▸ **SET PROBLEM**: Look through the listing for the word "title". Copy each line that has it.

▸ **DATA EXCERPTS**:
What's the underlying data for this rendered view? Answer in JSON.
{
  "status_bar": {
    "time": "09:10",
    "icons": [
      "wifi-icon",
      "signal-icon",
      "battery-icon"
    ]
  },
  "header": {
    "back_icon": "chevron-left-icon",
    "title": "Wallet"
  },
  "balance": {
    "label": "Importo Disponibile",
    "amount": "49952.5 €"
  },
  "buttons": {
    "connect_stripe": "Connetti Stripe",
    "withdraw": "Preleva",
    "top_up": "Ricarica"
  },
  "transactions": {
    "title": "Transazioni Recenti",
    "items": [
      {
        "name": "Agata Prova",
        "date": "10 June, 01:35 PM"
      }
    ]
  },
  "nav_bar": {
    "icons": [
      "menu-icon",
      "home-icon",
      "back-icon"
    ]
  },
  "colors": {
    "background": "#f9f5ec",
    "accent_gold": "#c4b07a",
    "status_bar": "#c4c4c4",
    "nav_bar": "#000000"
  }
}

▸ **REPLY**:
    "title": "Wallet"
    "title": "Transazioni Recenti",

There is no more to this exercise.